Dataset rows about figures
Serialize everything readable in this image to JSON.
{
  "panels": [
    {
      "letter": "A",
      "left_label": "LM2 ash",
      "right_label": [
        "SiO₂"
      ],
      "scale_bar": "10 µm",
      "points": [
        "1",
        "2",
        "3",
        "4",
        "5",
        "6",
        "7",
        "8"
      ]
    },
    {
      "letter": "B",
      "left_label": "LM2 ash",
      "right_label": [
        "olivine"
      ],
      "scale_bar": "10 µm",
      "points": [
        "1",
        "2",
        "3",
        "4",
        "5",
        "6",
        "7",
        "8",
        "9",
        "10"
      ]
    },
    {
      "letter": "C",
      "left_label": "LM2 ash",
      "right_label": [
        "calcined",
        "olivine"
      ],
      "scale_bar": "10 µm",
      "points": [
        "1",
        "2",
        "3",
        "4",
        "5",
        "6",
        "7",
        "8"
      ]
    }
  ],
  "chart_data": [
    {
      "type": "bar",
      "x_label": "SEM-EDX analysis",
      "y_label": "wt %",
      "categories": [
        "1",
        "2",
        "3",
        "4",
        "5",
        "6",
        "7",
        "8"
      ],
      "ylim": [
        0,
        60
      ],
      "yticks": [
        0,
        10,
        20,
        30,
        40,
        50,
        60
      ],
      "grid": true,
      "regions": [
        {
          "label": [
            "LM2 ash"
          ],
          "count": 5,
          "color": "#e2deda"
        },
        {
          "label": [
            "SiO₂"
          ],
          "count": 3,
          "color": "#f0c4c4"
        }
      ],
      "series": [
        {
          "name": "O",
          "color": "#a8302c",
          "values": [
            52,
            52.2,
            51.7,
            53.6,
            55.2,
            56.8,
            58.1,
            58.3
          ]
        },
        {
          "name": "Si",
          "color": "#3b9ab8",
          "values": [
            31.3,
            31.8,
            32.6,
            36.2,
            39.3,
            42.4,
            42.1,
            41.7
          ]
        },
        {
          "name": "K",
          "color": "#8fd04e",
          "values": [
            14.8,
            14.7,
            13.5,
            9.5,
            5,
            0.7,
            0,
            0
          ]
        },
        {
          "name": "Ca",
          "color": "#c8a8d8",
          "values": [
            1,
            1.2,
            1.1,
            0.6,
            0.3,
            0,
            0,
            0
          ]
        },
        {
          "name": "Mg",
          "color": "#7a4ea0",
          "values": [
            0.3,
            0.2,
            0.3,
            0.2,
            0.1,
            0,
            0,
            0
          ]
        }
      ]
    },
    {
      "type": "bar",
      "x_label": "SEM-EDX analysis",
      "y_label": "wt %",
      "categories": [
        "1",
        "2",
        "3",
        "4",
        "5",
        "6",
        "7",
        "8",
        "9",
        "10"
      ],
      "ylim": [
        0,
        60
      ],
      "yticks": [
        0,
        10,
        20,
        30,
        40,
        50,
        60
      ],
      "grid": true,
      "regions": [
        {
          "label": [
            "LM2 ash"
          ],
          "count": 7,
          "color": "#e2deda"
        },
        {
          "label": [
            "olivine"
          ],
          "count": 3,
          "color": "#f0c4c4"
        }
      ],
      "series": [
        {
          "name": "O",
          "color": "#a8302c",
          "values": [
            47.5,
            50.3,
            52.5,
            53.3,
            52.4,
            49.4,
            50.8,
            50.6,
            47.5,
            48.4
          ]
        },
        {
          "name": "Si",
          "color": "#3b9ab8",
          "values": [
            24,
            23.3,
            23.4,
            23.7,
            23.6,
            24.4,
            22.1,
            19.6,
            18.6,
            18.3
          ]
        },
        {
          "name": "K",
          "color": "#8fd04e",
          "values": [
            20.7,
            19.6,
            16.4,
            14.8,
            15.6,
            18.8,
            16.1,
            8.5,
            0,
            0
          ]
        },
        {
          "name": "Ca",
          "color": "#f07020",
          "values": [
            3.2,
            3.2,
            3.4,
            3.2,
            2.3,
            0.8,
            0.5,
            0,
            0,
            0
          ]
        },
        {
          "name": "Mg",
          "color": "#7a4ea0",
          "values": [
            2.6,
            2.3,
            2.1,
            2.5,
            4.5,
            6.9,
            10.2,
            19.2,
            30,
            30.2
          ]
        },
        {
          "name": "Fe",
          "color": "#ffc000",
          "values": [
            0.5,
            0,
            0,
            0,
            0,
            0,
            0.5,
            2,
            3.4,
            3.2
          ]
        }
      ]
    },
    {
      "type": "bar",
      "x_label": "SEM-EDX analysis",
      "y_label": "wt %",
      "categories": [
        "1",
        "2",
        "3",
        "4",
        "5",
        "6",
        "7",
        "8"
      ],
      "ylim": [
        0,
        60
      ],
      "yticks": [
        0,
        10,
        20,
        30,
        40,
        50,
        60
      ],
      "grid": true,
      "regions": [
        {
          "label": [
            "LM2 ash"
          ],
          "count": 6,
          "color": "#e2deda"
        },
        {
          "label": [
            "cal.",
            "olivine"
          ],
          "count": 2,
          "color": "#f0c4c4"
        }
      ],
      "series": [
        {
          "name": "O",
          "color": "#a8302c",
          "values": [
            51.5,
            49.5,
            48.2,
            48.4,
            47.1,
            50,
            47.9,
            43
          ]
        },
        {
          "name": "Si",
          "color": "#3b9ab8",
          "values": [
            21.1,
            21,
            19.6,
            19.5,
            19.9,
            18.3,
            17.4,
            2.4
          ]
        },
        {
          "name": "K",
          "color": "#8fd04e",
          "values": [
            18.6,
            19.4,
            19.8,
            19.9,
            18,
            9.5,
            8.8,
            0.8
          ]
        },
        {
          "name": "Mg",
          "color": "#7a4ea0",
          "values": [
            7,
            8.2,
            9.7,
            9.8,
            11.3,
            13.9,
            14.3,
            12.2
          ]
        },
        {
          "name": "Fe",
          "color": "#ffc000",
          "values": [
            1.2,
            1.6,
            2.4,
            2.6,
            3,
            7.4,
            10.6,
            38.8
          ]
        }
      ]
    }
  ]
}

> _Work to complete_:
Quote each line above in full, word for word.

> _Solution for this problem_:
Serialize everything readable in this image to JSON.
{
  "panels": [
    {
      "letter": "A",
      "left_label": "LM2 ash",
      "right_label": [
        "SiO₂"
      ],
      "scale_bar": "10 µm",
      "points": [
        "1",
        "2",
        "3",
        "4",
        "5",
        "6",
        "7",
        "8"
      ]
    },
    {
      "letter": "B",
      "left_label": "LM2 ash",
      "right_label": [
        "olivine"
      ],
      "scale_bar": "10 µm",
      "points": [
        "1",
        "2",
        "3",
        "4",
        "5",
        "6",
        "7",
        "8",
        "9",
        "10"
      ]
    },
    {
      "letter": "C",
      "left_label": "LM2 ash",
      "right_label": [
        "calcined",
        "olivine"
      ],
      "scale_bar": "10 µm",
      "points": [
        "1",
        "2",
        "3",
        "4",
        "5",
        "6",
        "7",
        "8"
      ]
    }
  ],
  "chart_data": [
    {
      "type": "bar",
      "x_label": "SEM-EDX analysis",
      "y_label": "wt %",
      "categories": [
        "1",
        "2",
        "3",
        "4",
        "5",
        "6",
        "7",
        "8"
      ],
      "ylim": [
        0,
        60
      ],
      "yticks": [
        0,
        10,
        20,
        30,
        40,
        50,
        60
      ],
      "grid": true,
      "regions": [
        {
          "label": [
            "LM2 ash"
          ],
          "count": 5,
          "color": "#e2deda"
        },
        {
          "label": [
            "SiO₂"
          ],
          "count": 3,
          "color": "#f0c4c4"
        }
      ],
      "series": [
        {
          "name": "O",
          "color": "#a8302c",
          "values": [
            52,
            52.2,
            51.7,
            53.6,
            55.2,
            56.8,
            58.1,
            58.3
          ]
        },
        {
          "name": "Si",
          "color": "#3b9ab8",
          "values": [
            31.3,
            31.8,
            32.6,
            36.2,
            39.3,
            42.4,
            42.1,
            41.7
          ]
        },
        {
          "name": "K",
          "color": "#8fd04e",
          "values": [
            14.8,
            14.7,
            13.5,
            9.5,
            5,
            0.7,
            0,
            0
          ]
        },
        {
          "name": "Ca",
          "color": "#c8a8d8",
          "values": [
            1,
            1.2,
            1.1,
            0.6,
            0.3,
            0,
            0,
            0
          ]
        },
        {
          "name": "Mg",
          "color": "#7a4ea0",
          "values": [
            0.3,
            0.2,
            0.3,
            0.2,
            0.1,
            0,
            0,
            0
          ]
        }
      ]
    },
    {
      "type": "bar",
      "x_label": "SEM-EDX analysis",
      "y_label": "wt %",
      "categories": [
        "1",
        "2",
        "3",
        "4",
        "5",
        "6",
        "7",
        "8",
        "9",
        "10"
      ],
      "ylim": [
        0,
        60
      ],
      "yticks": [
        0,
        10,
        20,
        30,
        40,
        50,
        60
      ],
      "grid": true,
      "regions": [
        {
          "label": [
            "LM2 ash"
          ],
          "count": 7,
          "color": "#e2deda"
        },
        {
          "label": [
            "olivine"
          ],
          "count": 3,
          "color": "#f0c4c4"
        }
      ],
      "series": [
        {
          "name": "O",
          "color": "#a8302c",
          "values": [
            47.5,
            50.3,
            52.5,
            53.3,
            52.4,
            49.4,
            50.8,
            50.6,
            47.5,
            48.4
          ]
        },
        {
          "name": "Si",
          "color": "#3b9ab8",
          "values": [
            24,
            23.3,
            23.4,
            23.7,
            23.6,
            24.4,
            22.1,
            19.6,
            18.6,
            18.3
          ]
        },
        {
          "name": "K",
          "color": "#8fd04e",
          "values": [
            20.7,
            19.6,
            16.4,
            14.8,
            15.6,
            18.8,
            16.1,
            8.5,
            0,
            0
          ]
        },
        {
          "name": "Ca",
          "color": "#f07020",
          "values": [
            3.2,
            3.2,
            3.4,
            3.2,
            2.3,
            0.8,
            0.5,
            0,
            0,
            0
          ]
        },
        {
          "name": "Mg",
          "color": "#7a4ea0",
          "values": [
            2.6,
            2.3,
            2.1,
            2.5,
            4.5,
            6.9,
            10.2,
            19.2,
            30,
            30.2
          ]
        },
        {
          "name": "Fe",
          "color": "#ffc000",
          "values": [
            0.5,
            0,
            0,
            0,
            0,
            0,
            0.5,
            2,
            3.4,
            3.2
          ]
        }
      ]
    },
    {
      "type": "bar",
      "x_label": "SEM-EDX analysis",
      "y_label": "wt %",
      "categories": [
        "1",
        "2",
        "3",
        "4",
        "5",
        "6",
        "7",
        "8"
      ],
      "ylim": [
        0,
        60
      ],
      "yticks": [
        0,
        10,
        20,
        30,
        40,
        50,
        60
      ],
      "grid": true,
      "regions": [
        {
          "label": [
            "LM2 ash"
          ],
          "count": 6,
          "color": "#e2deda"
        },
        {
          "label": [
            "cal.",
            "olivine"
          ],
          "count": 2,
          "color": "#f0c4c4"
        }
      ],
      "series": [
        {
          "name": "O",
          "color": "#a8302c",
          "values": [
            51.5,
            49.5,
            48.2,
            48.4,
            47.1,
            50,
            47.9,
            43
          ]
        },
        {
          "name": "Si",
          "color": "#3b9ab8",
          "values": [
            21.1,
            21,
            19.6,
            19.5,
            19.9,
            18.3,
            17.4,
            2.4
          ]
        },
        {
          "name": "K",
          "color": "#8fd04e",
          "values": [
            18.6,
            19.4,
            19.8,
            19.9,
            18,
            9.5,
            8.8,
            0.8
          ]
        },
        {
          "name": "Mg",
          "color": "#7a4ea0",
          "values": [
            7,
            8.2,
            9.7,
            9.8,
            11.3,
            13.9,
            14.3,
            12.2
          ]
        },
        {
          "name": "Fe",
          "color": "#ffc000",
          "values": [
            1.2,
            1.6,
            2.4,
            2.6,
            3,
            7.4,
            10.6,
            38.8
          ]
        }
      ]
    }
  ]
}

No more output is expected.